What this task involves - Scan the data below and pick out the lines containing the word "name".

━━ Data listing

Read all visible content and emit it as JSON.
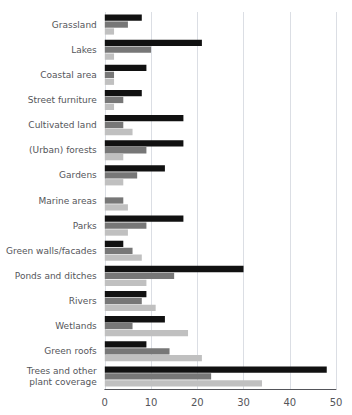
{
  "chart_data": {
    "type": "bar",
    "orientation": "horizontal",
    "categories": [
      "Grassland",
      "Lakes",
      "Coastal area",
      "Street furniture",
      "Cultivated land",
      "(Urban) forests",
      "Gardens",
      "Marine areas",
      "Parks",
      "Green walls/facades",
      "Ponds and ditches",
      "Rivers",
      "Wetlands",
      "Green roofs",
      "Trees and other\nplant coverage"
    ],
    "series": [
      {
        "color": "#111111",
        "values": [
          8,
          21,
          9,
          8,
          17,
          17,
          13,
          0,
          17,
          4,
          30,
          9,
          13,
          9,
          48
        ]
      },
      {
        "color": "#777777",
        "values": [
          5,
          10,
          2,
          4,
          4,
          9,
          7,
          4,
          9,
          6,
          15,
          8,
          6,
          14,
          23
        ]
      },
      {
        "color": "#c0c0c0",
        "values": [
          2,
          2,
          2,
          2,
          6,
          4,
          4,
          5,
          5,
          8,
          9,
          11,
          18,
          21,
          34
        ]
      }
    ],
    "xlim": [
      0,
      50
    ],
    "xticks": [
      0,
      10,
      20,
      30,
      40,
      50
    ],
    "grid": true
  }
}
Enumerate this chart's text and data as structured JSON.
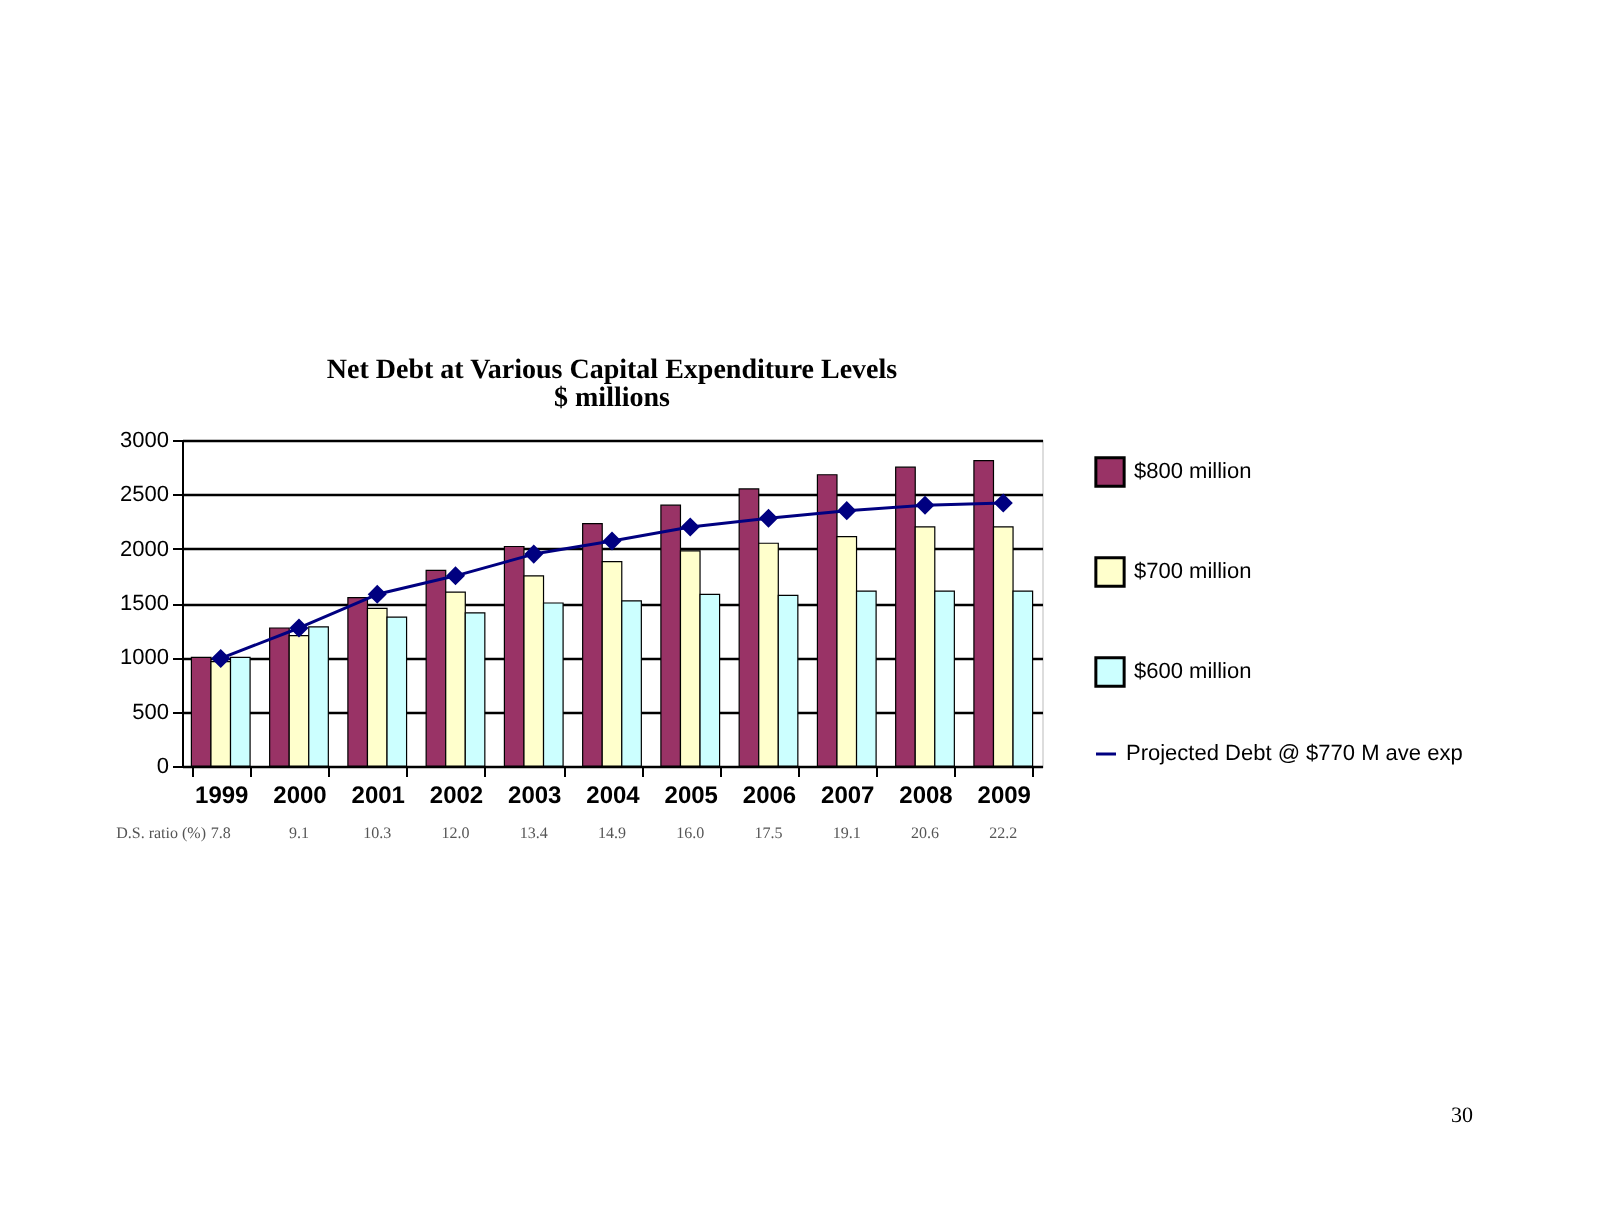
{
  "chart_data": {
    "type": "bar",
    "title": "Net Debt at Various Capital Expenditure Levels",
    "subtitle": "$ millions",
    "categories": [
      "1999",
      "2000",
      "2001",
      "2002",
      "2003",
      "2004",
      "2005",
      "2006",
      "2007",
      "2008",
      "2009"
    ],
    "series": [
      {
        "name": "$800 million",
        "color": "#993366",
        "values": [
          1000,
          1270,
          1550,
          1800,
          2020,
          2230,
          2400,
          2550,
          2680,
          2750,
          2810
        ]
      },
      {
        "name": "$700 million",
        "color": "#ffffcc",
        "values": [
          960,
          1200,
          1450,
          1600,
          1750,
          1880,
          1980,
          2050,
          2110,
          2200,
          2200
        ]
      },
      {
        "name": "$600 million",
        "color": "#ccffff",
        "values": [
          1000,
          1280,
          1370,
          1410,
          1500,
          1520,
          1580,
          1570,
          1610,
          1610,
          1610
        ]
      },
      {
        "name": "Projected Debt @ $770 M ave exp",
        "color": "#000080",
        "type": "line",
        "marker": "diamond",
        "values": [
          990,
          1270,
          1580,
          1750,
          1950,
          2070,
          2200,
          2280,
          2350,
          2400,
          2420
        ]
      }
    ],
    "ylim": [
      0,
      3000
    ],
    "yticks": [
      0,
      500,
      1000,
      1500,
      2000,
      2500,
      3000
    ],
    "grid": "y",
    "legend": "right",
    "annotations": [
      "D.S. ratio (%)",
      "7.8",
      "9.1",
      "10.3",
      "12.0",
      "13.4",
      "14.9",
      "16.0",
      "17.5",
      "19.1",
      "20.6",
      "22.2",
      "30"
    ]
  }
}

━━━━
━━ Data listing

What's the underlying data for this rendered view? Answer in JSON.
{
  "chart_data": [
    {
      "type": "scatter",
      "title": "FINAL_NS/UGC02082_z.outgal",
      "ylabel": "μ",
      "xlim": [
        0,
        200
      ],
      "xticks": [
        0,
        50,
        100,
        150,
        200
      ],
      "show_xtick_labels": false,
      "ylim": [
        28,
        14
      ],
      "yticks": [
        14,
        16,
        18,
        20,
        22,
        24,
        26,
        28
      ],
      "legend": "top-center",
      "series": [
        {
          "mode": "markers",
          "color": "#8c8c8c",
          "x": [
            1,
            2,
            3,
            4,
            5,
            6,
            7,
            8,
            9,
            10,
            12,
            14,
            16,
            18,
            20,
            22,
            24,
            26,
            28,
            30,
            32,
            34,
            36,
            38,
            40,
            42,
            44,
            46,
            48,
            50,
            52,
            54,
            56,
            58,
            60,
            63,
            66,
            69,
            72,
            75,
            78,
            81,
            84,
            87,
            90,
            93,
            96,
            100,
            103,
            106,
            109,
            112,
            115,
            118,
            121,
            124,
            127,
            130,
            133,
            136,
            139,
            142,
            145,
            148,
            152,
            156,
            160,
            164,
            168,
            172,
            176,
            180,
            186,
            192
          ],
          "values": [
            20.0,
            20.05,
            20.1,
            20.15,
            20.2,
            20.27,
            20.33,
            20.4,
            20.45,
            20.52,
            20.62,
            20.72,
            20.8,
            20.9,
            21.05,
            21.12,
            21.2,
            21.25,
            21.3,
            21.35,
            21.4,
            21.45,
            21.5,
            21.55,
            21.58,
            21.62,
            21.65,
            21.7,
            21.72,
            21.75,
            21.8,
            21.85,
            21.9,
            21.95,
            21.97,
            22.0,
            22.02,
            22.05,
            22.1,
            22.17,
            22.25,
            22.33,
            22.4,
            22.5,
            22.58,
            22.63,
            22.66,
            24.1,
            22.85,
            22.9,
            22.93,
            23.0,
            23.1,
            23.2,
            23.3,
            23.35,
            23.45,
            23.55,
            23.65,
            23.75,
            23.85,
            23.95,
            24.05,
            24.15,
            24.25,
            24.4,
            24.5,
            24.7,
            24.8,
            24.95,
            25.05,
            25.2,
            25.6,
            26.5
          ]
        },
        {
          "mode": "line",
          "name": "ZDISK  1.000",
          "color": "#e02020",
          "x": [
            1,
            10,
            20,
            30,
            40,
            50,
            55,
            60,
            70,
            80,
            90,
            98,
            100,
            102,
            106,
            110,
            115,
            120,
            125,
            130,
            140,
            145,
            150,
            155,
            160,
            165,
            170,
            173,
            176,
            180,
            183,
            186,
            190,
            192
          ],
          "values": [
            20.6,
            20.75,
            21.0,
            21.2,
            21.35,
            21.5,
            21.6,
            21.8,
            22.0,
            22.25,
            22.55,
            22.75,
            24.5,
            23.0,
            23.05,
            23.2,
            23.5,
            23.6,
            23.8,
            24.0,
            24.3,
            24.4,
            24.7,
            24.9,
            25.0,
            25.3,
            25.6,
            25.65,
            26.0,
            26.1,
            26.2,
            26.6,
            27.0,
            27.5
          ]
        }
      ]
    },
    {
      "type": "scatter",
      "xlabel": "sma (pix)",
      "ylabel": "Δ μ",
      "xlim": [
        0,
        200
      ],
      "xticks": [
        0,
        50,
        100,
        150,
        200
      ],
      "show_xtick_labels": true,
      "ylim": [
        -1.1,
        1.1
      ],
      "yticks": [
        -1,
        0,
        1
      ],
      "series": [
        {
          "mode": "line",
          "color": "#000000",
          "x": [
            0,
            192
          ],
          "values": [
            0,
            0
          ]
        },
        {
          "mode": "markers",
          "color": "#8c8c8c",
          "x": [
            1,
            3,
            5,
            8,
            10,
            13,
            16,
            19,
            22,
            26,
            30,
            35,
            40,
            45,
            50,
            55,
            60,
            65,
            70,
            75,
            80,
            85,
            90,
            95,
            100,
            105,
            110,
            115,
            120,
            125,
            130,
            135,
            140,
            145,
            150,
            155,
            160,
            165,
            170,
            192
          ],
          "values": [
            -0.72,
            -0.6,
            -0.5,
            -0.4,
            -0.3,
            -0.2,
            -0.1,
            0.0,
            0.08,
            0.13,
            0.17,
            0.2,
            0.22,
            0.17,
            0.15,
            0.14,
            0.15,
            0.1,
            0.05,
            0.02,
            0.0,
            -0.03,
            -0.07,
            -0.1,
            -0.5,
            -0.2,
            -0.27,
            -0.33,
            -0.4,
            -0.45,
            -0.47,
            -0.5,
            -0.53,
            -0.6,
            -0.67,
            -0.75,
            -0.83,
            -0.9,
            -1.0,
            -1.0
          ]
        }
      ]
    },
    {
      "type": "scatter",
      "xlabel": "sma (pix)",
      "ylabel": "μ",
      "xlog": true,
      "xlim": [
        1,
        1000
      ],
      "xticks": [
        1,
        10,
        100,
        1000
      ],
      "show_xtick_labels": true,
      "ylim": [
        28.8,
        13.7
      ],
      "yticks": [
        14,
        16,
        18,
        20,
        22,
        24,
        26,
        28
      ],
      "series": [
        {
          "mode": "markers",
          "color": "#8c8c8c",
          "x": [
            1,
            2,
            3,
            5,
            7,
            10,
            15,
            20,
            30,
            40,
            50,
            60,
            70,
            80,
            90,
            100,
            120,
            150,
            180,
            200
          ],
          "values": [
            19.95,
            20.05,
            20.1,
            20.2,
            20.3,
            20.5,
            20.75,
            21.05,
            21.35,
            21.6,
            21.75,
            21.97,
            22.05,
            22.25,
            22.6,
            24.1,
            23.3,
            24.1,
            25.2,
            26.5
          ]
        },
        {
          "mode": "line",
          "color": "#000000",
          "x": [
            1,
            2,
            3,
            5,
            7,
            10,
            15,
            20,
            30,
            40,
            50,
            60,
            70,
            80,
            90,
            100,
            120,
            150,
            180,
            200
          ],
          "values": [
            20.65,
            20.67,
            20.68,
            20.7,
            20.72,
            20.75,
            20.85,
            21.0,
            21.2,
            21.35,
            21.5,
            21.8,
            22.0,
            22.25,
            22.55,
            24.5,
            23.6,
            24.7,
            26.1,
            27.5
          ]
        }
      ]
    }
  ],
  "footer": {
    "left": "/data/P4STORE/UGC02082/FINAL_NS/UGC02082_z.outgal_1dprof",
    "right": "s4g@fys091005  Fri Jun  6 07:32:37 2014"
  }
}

━━━━

Task output -
        "name": "$800 million",
        "name": "$700 million",
        "name": "$600 million",
        "name": "Projected Debt @ $770 M ave exp",
          "name": "ZDISK  1.000",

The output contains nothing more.